- Provided material -
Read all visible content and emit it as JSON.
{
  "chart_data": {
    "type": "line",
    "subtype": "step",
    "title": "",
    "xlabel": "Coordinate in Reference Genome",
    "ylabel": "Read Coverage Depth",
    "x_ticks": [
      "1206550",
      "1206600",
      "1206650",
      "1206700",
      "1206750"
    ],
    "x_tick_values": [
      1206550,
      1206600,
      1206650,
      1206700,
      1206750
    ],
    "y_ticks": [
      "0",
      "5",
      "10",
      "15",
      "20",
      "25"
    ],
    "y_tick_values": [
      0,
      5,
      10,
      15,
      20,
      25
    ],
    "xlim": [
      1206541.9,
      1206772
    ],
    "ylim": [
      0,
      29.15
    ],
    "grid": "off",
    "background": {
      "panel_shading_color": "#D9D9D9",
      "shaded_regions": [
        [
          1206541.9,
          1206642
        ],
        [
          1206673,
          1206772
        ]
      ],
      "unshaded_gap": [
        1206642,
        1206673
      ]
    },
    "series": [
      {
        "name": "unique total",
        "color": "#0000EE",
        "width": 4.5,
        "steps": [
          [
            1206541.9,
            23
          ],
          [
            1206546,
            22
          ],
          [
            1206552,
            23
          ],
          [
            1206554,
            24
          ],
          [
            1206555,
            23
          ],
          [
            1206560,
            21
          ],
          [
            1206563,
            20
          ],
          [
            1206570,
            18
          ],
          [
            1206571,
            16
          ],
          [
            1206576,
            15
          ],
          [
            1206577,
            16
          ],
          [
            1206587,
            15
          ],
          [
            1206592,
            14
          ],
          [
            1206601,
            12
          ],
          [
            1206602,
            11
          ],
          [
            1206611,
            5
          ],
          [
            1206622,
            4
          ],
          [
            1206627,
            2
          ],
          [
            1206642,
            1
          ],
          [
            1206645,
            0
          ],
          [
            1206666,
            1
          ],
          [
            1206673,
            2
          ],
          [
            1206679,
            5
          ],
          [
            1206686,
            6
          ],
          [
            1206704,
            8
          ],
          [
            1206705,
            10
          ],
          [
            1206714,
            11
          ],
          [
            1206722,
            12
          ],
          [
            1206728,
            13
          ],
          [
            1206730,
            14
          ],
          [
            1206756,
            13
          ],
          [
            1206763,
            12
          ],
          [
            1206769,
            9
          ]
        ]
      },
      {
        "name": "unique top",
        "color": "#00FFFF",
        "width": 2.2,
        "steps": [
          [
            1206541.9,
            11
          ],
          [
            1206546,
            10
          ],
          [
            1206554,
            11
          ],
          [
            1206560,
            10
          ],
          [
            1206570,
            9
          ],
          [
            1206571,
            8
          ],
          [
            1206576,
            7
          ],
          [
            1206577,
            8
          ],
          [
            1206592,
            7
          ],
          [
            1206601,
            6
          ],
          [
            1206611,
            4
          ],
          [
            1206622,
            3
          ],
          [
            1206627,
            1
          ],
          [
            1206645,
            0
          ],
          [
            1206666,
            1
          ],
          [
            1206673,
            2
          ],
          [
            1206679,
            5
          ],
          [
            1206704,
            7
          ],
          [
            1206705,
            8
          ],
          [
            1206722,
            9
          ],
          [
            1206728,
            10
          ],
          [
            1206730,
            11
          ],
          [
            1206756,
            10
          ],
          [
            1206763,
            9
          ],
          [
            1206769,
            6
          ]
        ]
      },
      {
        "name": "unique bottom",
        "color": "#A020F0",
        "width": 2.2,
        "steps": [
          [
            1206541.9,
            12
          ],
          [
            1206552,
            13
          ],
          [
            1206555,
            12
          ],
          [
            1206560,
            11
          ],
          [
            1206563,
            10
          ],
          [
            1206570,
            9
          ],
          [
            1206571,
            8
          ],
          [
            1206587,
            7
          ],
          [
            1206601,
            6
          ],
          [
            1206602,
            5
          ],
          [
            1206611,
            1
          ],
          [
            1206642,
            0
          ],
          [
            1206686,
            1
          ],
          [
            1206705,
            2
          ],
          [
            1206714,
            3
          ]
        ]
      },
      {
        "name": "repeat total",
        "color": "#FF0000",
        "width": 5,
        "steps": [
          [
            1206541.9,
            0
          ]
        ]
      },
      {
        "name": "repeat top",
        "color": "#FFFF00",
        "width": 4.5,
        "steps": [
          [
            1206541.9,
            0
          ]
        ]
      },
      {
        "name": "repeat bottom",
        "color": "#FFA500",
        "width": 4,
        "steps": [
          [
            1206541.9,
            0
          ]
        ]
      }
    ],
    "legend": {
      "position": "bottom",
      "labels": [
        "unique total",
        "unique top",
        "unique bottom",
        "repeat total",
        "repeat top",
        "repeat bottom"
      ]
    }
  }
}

- What is expected -
Write out all the records above again, exactly as they stand.

- Answer for the task -
Read all visible content and emit it as JSON.
{
  "chart_data": {
    "type": "line",
    "subtype": "step",
    "title": "",
    "xlabel": "Coordinate in Reference Genome",
    "ylabel": "Read Coverage Depth",
    "x_ticks": [
      "1206550",
      "1206600",
      "1206650",
      "1206700",
      "1206750"
    ],
    "x_tick_values": [
      1206550,
      1206600,
      1206650,
      1206700,
      1206750
    ],
    "y_ticks": [
      "0",
      "5",
      "10",
      "15",
      "20",
      "25"
    ],
    "y_tick_values": [
      0,
      5,
      10,
      15,
      20,
      25
    ],
    "xlim": [
      1206541.9,
      1206772
    ],
    "ylim": [
      0,
      29.15
    ],
    "grid": "off",
    "background": {
      "panel_shading_color": "#D9D9D9",
      "shaded_regions": [
        [
          1206541.9,
          1206642
        ],
        [
          1206673,
          1206772
        ]
      ],
      "unshaded_gap": [
        1206642,
        1206673
      ]
    },
    "series": [
      {
        "name": "unique total",
        "color": "#0000EE",
        "width": 4.5,
        "steps": [
          [
            1206541.9,
            23
          ],
          [
            1206546,
            22
          ],
          [
            1206552,
            23
          ],
          [
            1206554,
            24
          ],
          [
            1206555,
            23
          ],
          [
            1206560,
            21
          ],
          [
            1206563,
            20
          ],
          [
            1206570,
            18
          ],
          [
            1206571,
            16
          ],
          [
            1206576,
            15
          ],
          [
            1206577,
            16
          ],
          [
            1206587,
            15
          ],
          [
            1206592,
            14
          ],
          [
            1206601,
            12
          ],
          [
            1206602,
            11
          ],
          [
            1206611,
            5
          ],
          [
            1206622,
            4
          ],
          [
            1206627,
            2
          ],
          [
            1206642,
            1
          ],
          [
            1206645,
            0
          ],
          [
            1206666,
            1
          ],
          [
            1206673,
            2
          ],
          [
            1206679,
            5
          ],
          [
            1206686,
            6
          ],
          [
            1206704,
            8
          ],
          [
            1206705,
            10
          ],
          [
            1206714,
            11
          ],
          [
            1206722,
            12
          ],
          [
            1206728,
            13
          ],
          [
            1206730,
            14
          ],
          [
            1206756,
            13
          ],
          [
            1206763,
            12
          ],
          [
            1206769,
            9
          ]
        ]
      },
      {
        "name": "unique top",
        "color": "#00FFFF",
        "width": 2.2,
        "steps": [
          [
            1206541.9,
            11
          ],
          [
            1206546,
            10
          ],
          [
            1206554,
            11
          ],
          [
            1206560,
            10
          ],
          [
            1206570,
            9
          ],
          [
            1206571,
            8
          ],
          [
            1206576,
            7
          ],
          [
            1206577,
            8
          ],
          [
            1206592,
            7
          ],
          [
            1206601,
            6
          ],
          [
            1206611,
            4
          ],
          [
            1206622,
            3
          ],
          [
            1206627,
            1
          ],
          [
            1206645,
            0
          ],
          [
            1206666,
            1
          ],
          [
            1206673,
            2
          ],
          [
            1206679,
            5
          ],
          [
            1206704,
            7
          ],
          [
            1206705,
            8
          ],
          [
            1206722,
            9
          ],
          [
            1206728,
            10
          ],
          [
            1206730,
            11
          ],
          [
            1206756,
            10
          ],
          [
            1206763,
            9
          ],
          [
            1206769,
            6
          ]
        ]
      },
      {
        "name": "unique bottom",
        "color": "#A020F0",
        "width": 2.2,
        "steps": [
          [
            1206541.9,
            12
          ],
          [
            1206552,
            13
          ],
          [
            1206555,
            12
          ],
          [
            1206560,
            11
          ],
          [
            1206563,
            10
          ],
          [
            1206570,
            9
          ],
          [
            1206571,
            8
          ],
          [
            1206587,
            7
          ],
          [
            1206601,
            6
          ],
          [
            1206602,
            5
          ],
          [
            1206611,
            1
          ],
          [
            1206642,
            0
          ],
          [
            1206686,
            1
          ],
          [
            1206705,
            2
          ],
          [
            1206714,
            3
          ]
        ]
      },
      {
        "name": "repeat total",
        "color": "#FF0000",
        "width": 5,
        "steps": [
          [
            1206541.9,
            0
          ]
        ]
      },
      {
        "name": "repeat top",
        "color": "#FFFF00",
        "width": 4.5,
        "steps": [
          [
            1206541.9,
            0
          ]
        ]
      },
      {
        "name": "repeat bottom",
        "color": "#FFA500",
        "width": 4,
        "steps": [
          [
            1206541.9,
            0
          ]
        ]
      }
    ],
    "legend": {
      "position": "bottom",
      "labels": [
        "unique total",
        "unique top",
        "unique bottom",
        "repeat total",
        "repeat top",
        "repeat bottom"
      ]
    }
  }
}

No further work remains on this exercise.